- Input rows -
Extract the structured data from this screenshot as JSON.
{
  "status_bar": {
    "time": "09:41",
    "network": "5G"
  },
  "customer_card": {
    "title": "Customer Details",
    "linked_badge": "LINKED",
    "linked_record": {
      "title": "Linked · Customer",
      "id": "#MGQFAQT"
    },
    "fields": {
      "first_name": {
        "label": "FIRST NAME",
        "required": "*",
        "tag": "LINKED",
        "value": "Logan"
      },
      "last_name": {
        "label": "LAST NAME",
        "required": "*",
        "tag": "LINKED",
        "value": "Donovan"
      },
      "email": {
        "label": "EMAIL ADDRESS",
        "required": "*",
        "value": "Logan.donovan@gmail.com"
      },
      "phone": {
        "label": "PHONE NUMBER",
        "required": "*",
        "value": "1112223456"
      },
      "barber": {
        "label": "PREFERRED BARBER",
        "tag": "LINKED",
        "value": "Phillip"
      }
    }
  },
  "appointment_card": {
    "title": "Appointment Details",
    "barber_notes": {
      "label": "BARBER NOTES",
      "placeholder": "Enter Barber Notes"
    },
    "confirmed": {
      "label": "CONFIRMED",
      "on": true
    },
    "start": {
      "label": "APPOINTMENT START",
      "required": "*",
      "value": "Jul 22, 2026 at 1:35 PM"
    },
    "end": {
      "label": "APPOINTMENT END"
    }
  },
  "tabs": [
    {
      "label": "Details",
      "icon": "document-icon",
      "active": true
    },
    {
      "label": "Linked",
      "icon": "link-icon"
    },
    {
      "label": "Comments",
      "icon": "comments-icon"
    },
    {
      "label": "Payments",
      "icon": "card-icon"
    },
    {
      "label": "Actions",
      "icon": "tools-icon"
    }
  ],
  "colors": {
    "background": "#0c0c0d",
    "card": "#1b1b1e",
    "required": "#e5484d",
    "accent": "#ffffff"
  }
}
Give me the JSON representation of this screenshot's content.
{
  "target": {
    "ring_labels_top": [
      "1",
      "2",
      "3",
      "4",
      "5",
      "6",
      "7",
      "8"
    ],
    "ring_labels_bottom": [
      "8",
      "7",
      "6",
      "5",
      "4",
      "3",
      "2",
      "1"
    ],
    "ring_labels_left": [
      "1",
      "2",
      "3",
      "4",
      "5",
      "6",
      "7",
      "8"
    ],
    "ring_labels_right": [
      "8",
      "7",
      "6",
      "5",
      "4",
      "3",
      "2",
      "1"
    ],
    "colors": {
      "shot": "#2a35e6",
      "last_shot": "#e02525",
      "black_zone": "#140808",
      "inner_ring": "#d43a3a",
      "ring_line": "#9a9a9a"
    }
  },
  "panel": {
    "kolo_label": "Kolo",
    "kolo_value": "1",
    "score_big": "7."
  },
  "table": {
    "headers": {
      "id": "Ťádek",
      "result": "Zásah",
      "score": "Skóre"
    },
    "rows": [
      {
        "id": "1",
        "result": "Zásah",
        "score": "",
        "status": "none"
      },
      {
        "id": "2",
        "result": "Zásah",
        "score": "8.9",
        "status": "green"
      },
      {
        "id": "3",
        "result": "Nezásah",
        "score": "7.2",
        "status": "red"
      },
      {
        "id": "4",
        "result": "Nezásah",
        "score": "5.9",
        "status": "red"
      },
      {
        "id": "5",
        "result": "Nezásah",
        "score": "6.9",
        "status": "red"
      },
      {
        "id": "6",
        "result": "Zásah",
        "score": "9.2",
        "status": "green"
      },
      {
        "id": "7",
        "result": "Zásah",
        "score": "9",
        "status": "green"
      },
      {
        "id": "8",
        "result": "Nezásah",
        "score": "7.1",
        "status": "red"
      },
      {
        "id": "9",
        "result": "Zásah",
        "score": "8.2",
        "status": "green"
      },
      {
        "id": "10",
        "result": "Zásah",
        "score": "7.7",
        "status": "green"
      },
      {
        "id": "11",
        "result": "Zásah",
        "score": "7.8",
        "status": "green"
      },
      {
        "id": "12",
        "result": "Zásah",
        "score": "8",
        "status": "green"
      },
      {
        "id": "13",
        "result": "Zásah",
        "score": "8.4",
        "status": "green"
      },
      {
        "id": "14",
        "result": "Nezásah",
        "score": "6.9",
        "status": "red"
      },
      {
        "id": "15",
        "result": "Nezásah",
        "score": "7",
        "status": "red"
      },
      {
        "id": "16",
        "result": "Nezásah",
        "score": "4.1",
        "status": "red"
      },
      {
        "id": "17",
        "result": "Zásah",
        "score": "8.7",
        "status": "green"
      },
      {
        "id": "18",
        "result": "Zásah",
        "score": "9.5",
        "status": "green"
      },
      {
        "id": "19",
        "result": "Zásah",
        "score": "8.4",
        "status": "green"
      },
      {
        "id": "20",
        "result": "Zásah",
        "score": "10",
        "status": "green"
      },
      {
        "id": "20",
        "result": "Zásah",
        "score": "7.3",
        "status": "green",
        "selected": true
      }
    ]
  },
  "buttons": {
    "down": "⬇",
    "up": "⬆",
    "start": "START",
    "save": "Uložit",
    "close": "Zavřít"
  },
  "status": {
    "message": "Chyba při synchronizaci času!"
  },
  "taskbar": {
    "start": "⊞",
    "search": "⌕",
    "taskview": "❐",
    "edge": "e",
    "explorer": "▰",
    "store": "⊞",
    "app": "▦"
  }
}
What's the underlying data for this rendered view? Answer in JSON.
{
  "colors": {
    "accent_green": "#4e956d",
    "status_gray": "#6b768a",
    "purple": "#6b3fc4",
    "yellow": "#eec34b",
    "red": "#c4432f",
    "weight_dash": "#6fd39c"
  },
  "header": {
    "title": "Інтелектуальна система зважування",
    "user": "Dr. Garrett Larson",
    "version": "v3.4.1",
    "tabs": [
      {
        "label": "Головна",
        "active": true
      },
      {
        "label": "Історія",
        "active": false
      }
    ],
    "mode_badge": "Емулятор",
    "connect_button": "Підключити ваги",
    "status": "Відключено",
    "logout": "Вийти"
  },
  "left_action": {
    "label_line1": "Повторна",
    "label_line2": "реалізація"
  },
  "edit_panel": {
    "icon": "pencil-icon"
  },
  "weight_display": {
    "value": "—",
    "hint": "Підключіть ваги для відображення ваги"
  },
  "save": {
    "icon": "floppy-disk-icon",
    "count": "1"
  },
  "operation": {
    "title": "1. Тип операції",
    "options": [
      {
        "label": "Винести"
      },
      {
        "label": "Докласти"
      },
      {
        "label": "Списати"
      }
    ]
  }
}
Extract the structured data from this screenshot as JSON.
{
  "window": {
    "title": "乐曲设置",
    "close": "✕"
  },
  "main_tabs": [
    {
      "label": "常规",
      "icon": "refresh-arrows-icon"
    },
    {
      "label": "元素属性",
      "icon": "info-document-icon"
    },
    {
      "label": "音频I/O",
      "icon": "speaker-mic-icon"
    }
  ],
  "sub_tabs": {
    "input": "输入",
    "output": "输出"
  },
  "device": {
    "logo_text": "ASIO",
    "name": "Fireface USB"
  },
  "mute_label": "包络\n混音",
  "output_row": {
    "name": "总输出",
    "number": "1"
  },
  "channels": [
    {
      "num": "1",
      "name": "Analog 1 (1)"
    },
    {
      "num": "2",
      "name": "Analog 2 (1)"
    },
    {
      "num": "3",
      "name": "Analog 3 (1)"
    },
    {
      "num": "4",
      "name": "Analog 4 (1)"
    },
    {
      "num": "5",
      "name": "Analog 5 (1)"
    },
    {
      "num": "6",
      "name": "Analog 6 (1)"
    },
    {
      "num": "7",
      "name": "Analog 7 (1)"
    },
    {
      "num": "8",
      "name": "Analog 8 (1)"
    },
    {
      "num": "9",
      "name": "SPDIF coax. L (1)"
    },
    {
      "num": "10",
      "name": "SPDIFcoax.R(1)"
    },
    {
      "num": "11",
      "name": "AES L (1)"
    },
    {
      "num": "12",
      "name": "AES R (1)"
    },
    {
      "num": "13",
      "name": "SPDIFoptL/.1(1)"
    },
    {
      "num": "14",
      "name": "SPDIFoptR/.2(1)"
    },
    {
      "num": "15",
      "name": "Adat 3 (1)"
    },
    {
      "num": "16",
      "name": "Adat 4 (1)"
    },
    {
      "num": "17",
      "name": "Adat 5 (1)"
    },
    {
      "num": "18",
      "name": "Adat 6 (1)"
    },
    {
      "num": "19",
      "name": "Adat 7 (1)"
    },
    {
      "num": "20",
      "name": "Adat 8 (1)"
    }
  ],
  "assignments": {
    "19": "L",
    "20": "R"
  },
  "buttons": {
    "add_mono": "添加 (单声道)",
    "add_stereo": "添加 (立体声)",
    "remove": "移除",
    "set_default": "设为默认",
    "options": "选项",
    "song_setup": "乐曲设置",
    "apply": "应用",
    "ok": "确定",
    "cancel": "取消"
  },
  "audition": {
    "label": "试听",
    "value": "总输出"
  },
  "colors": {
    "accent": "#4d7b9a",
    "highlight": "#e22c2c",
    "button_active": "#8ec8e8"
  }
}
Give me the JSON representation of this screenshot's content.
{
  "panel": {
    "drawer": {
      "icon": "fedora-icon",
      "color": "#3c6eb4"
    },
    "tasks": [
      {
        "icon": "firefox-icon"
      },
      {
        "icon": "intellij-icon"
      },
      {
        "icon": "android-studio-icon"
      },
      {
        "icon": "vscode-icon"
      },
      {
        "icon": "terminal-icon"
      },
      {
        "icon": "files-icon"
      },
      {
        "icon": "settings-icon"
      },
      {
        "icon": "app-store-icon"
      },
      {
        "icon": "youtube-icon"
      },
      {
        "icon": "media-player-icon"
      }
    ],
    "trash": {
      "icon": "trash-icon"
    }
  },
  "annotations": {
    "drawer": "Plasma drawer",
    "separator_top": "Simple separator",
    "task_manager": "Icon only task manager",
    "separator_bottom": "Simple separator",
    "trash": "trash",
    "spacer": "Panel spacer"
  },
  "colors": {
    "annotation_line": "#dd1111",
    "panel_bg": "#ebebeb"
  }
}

- Task statement -
Count every line in the data where the string "Details" occurs. Give nothing except the number.

- Response -
3